** Start Provided material **
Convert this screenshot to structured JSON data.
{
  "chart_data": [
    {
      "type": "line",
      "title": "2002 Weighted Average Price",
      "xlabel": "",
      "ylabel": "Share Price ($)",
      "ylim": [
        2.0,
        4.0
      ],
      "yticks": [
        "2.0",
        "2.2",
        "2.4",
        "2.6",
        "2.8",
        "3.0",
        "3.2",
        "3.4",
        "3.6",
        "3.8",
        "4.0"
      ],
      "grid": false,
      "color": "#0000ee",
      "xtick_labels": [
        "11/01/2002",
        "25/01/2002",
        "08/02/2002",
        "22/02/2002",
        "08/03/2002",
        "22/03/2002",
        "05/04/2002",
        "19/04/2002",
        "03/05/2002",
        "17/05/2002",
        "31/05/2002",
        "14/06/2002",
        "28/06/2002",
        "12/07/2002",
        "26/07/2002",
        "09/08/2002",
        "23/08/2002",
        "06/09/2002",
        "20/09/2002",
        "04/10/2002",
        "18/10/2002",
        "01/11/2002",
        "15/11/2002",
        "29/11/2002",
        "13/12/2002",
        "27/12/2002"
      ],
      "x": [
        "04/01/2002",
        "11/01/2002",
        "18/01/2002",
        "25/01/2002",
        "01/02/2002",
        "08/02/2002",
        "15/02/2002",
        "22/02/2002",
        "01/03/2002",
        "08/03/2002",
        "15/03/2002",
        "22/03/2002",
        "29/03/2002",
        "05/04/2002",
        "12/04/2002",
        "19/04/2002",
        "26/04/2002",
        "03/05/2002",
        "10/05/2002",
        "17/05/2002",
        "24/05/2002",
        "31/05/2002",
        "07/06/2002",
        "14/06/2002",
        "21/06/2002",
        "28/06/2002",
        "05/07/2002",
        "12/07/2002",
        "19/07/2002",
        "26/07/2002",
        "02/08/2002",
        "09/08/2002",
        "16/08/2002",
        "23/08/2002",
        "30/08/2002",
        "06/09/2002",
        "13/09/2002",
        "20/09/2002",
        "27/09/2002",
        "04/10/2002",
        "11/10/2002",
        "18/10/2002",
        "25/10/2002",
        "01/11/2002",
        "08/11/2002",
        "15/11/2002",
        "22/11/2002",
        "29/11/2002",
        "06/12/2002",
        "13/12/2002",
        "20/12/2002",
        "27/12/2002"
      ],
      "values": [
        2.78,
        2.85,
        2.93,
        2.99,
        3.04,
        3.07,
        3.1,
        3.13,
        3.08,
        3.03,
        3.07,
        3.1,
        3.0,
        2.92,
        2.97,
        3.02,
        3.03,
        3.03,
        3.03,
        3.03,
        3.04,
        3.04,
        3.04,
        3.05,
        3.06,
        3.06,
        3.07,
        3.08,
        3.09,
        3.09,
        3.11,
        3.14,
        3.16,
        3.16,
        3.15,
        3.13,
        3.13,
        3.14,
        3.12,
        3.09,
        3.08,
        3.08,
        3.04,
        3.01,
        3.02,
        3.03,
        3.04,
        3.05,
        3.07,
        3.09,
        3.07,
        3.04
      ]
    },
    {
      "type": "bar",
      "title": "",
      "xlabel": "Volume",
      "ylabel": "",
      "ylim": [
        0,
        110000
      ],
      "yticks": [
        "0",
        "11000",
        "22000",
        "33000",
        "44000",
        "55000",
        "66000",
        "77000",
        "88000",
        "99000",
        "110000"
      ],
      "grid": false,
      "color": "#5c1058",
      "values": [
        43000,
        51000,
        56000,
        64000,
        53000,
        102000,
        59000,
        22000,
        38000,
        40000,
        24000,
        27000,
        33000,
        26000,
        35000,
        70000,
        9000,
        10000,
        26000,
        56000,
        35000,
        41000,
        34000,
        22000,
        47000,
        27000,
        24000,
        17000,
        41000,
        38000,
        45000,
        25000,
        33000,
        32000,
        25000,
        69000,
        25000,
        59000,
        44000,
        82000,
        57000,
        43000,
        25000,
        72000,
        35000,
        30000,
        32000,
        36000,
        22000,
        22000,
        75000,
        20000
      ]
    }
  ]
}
** End Provided material **
* _Task to carry out_: Write out each line of the data above again, exactly as given.

* _Response_:
Convert this screenshot to structured JSON data.
{
  "chart_data": [
    {
      "type": "line",
      "title": "2002 Weighted Average Price",
      "xlabel": "",
      "ylabel": "Share Price ($)",
      "ylim": [
        2.0,
        4.0
      ],
      "yticks": [
        "2.0",
        "2.2",
        "2.4",
        "2.6",
        "2.8",
        "3.0",
        "3.2",
        "3.4",
        "3.6",
        "3.8",
        "4.0"
      ],
      "grid": false,
      "color": "#0000ee",
      "xtick_labels": [
        "11/01/2002",
        "25/01/2002",
        "08/02/2002",
        "22/02/2002",
        "08/03/2002",
        "22/03/2002",
        "05/04/2002",
        "19/04/2002",
        "03/05/2002",
        "17/05/2002",
        "31/05/2002",
        "14/06/2002",
        "28/06/2002",
        "12/07/2002",
        "26/07/2002",
        "09/08/2002",
        "23/08/2002",
        "06/09/2002",
        "20/09/2002",
        "04/10/2002",
        "18/10/2002",
        "01/11/2002",
        "15/11/2002",
        "29/11/2002",
        "13/12/2002",
        "27/12/2002"
      ],
      "x": [
        "04/01/2002",
        "11/01/2002",
        "18/01/2002",
        "25/01/2002",
        "01/02/2002",
        "08/02/2002",
        "15/02/2002",
        "22/02/2002",
        "01/03/2002",
        "08/03/2002",
        "15/03/2002",
        "22/03/2002",
        "29/03/2002",
        "05/04/2002",
        "12/04/2002",
        "19/04/2002",
        "26/04/2002",
        "03/05/2002",
        "10/05/2002",
        "17/05/2002",
        "24/05/2002",
        "31/05/2002",
        "07/06/2002",
        "14/06/2002",
        "21/06/2002",
        "28/06/2002",
        "05/07/2002",
        "12/07/2002",
        "19/07/2002",
        "26/07/2002",
        "02/08/2002",
        "09/08/2002",
        "16/08/2002",
        "23/08/2002",
        "30/08/2002",
        "06/09/2002",
        "13/09/2002",
        "20/09/2002",
        "27/09/2002",
        "04/10/2002",
        "11/10/2002",
        "18/10/2002",
        "25/10/2002",
        "01/11/2002",
        "08/11/2002",
        "15/11/2002",
        "22/11/2002",
        "29/11/2002",
        "06/12/2002",
        "13/12/2002",
        "20/12/2002",
        "27/12/2002"
      ],
      "values": [
        2.78,
        2.85,
        2.93,
        2.99,
        3.04,
        3.07,
        3.1,
        3.13,
        3.08,
        3.03,
        3.07,
        3.1,
        3.0,
        2.92,
        2.97,
        3.02,
        3.03,
        3.03,
        3.03,
        3.03,
        3.04,
        3.04,
        3.04,
        3.05,
        3.06,
        3.06,
        3.07,
        3.08,
        3.09,
        3.09,
        3.11,
        3.14,
        3.16,
        3.16,
        3.15,
        3.13,
        3.13,
        3.14,
        3.12,
        3.09,
        3.08,
        3.08,
        3.04,
        3.01,
        3.02,
        3.03,
        3.04,
        3.05,
        3.07,
        3.09,
        3.07,
        3.04
      ]
    },
    {
      "type": "bar",
      "title": "",
      "xlabel": "Volume",
      "ylabel": "",
      "ylim": [
        0,
        110000
      ],
      "yticks": [
        "0",
        "11000",
        "22000",
        "33000",
        "44000",
        "55000",
        "66000",
        "77000",
        "88000",
        "99000",
        "110000"
      ],
      "grid": false,
      "color": "#5c1058",
      "values": [
        43000,
        51000,
        56000,
        64000,
        53000,
        102000,
        59000,
        22000,
        38000,
        40000,
        24000,
        27000,
        33000,
        26000,
        35000,
        70000,
        9000,
        10000,
        26000,
        56000,
        35000,
        41000,
        34000,
        22000,
        47000,
        27000,
        24000,
        17000,
        41000,
        38000,
        45000,
        25000,
        33000,
        32000,
        25000,
        69000,
        25000,
        59000,
        44000,
        82000,
        57000,
        43000,
        25000,
        72000,
        35000,
        30000,
        32000,
        36000,
        22000,
        22000,
        75000,
        20000
      ]
    }
  ]
}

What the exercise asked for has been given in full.